Identify the lines that contain the word "object" and copy each one.
Start of EXERCISE MATERIAL
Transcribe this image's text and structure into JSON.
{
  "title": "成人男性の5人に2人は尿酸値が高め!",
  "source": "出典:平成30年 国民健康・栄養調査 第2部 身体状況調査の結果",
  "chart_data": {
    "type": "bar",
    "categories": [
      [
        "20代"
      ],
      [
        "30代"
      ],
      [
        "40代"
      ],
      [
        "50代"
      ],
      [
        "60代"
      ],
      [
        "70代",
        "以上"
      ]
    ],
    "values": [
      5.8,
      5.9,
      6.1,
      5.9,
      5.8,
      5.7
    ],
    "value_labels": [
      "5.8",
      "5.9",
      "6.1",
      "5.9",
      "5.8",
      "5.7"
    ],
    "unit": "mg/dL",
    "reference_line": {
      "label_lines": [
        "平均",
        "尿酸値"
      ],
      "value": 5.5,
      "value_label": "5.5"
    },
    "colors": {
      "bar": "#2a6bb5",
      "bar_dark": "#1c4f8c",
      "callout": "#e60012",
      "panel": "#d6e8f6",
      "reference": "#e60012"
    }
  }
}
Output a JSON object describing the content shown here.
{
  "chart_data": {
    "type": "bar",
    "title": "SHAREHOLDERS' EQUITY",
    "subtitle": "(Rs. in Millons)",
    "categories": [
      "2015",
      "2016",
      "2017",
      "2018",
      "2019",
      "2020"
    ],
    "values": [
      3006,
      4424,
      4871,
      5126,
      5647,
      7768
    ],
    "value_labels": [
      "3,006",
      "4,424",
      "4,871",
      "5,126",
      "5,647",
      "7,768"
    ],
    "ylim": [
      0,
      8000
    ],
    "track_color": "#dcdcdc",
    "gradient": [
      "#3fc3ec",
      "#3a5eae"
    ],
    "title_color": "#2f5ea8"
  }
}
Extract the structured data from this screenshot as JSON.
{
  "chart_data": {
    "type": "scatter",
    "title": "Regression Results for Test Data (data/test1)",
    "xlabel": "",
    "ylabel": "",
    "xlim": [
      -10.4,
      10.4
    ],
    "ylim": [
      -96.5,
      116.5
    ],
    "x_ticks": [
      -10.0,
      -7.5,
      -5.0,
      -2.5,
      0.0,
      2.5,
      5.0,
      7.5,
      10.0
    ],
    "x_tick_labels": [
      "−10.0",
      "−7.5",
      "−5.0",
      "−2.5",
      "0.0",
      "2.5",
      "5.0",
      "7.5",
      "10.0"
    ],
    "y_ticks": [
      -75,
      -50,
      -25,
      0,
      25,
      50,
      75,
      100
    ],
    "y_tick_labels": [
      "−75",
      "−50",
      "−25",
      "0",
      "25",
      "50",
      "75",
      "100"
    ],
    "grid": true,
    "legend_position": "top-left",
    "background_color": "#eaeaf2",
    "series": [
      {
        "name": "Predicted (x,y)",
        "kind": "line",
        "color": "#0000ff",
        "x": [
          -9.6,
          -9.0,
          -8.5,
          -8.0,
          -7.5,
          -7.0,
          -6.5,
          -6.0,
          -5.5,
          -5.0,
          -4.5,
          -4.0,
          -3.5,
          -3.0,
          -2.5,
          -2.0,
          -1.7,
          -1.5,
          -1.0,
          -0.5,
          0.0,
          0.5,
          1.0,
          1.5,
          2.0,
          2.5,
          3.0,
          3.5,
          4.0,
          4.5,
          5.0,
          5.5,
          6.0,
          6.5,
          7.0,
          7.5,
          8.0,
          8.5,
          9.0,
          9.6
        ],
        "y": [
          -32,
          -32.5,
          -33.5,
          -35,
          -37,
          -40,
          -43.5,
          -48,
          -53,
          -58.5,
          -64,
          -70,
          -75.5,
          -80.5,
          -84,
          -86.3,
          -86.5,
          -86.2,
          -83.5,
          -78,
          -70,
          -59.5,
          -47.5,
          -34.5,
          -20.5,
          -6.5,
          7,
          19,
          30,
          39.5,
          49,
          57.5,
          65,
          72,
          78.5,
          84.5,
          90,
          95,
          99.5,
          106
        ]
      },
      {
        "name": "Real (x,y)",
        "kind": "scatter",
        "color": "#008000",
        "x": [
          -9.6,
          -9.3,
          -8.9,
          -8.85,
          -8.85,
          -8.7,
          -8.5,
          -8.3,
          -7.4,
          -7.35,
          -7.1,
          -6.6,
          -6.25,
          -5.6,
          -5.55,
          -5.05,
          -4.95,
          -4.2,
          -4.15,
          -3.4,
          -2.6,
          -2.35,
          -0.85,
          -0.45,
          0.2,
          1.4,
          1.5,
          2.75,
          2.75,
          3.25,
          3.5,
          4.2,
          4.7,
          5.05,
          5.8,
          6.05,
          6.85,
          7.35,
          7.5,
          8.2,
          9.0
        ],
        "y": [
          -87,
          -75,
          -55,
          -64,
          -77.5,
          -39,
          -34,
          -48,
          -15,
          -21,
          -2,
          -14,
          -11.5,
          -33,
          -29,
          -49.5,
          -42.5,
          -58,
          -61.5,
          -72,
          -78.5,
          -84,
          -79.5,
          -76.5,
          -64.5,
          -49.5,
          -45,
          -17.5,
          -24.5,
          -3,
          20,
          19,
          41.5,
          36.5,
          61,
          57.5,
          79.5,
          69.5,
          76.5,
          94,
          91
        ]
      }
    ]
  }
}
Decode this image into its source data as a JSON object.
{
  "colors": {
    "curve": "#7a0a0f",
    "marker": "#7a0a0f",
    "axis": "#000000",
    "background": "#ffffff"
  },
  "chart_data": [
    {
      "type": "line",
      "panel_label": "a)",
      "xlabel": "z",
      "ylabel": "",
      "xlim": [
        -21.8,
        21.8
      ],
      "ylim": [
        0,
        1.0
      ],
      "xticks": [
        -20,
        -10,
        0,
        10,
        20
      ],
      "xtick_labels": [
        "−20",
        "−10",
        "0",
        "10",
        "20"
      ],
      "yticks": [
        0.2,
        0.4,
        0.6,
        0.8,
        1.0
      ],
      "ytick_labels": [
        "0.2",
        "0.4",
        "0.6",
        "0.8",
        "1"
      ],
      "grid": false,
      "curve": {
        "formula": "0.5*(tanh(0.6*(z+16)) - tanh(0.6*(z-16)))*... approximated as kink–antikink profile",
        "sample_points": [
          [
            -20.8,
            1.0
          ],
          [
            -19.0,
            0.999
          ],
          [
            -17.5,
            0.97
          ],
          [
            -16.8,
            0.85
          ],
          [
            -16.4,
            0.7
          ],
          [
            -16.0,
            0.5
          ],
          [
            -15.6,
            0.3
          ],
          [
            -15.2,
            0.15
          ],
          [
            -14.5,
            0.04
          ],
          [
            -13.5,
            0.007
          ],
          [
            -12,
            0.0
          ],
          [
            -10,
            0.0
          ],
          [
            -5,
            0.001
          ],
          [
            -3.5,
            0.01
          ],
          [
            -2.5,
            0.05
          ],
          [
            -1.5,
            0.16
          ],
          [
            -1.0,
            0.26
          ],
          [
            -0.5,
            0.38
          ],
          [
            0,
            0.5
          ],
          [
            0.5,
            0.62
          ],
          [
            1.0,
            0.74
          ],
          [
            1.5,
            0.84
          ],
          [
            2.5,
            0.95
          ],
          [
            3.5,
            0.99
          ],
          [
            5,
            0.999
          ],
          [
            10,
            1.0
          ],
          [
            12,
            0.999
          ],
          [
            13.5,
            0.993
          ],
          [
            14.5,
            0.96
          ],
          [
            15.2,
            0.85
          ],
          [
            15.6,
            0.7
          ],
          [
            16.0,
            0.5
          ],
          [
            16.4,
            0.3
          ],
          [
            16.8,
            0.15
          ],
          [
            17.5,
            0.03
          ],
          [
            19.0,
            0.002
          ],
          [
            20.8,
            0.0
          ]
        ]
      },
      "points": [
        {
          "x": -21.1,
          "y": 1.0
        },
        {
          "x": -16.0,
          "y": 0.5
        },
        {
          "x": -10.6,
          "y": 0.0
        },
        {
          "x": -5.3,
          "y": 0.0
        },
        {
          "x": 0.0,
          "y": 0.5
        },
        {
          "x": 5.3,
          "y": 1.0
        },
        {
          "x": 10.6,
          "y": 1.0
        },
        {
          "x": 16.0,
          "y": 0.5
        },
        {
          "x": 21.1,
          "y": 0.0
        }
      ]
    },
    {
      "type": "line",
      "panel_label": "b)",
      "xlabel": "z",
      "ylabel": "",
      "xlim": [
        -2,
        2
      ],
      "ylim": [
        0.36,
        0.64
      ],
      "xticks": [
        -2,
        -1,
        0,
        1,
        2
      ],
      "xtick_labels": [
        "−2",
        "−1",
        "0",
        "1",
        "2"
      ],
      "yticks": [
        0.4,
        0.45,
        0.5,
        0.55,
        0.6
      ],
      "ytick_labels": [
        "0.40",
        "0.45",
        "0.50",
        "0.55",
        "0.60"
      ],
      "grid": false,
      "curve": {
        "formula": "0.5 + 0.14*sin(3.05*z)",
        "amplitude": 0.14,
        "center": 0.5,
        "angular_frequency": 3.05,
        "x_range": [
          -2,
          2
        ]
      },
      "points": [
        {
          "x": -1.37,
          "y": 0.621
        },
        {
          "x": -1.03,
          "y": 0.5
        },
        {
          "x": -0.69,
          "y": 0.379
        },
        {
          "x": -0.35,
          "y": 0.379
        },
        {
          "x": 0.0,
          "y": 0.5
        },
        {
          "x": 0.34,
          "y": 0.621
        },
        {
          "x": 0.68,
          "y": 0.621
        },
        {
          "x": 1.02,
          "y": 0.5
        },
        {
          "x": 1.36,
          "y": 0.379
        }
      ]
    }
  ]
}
End of EXERCISE MATERIAL
**COMPLETED EXERCISE**:
Output a JSON object describing the content shown here.
Decode this image into its source data as a JSON object.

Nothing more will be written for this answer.